(Records from a collection)
* Start *

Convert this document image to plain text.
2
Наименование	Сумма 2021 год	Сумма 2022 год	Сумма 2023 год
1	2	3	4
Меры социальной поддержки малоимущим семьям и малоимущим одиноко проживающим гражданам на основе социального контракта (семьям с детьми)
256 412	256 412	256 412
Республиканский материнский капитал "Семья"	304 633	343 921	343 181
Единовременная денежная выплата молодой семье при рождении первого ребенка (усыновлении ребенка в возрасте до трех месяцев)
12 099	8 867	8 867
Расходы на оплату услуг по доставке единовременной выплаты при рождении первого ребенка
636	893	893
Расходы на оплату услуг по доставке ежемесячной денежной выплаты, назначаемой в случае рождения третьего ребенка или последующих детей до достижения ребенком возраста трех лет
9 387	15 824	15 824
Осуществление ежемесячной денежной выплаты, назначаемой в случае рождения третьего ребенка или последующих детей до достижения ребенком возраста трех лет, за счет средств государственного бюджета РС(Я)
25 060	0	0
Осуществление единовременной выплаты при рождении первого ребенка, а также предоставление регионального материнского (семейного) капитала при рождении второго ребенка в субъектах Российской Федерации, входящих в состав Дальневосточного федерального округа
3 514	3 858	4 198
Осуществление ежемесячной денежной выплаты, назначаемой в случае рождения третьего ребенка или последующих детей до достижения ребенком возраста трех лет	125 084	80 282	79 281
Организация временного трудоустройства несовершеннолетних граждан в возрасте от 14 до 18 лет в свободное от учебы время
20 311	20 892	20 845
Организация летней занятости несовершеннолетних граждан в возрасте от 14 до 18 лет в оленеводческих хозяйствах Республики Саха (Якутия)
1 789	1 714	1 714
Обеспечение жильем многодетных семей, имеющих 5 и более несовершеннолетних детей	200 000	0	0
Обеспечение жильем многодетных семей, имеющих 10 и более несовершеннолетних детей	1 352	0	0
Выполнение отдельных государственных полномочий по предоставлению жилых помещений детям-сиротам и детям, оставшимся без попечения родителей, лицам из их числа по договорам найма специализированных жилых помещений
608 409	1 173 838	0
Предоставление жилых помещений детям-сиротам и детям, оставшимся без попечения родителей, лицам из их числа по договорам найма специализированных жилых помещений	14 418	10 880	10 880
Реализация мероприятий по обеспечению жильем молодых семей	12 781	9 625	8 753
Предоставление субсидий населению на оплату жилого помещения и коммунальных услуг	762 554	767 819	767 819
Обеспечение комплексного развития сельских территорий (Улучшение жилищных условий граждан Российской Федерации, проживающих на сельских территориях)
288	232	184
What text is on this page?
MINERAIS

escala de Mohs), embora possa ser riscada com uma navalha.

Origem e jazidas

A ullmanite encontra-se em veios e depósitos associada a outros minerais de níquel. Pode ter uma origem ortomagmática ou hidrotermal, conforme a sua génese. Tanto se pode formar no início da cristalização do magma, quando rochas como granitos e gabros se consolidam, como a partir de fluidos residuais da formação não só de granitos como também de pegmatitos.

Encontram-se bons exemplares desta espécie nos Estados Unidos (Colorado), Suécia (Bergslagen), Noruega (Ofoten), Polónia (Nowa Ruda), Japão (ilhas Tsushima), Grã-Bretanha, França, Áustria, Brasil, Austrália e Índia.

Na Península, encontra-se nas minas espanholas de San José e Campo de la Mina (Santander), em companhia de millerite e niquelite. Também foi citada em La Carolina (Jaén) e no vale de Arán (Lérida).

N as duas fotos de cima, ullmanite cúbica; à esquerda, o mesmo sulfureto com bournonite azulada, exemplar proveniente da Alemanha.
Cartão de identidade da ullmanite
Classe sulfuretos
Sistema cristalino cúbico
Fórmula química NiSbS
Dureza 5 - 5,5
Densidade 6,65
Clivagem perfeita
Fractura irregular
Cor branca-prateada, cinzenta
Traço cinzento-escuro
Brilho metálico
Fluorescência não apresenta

* End *

WRITTEN EXERCISE -
For each line of the listing that holds the word "text", show that line.

EXERCISE RESULT -
Convert this document image to plain text.
What text is on this page?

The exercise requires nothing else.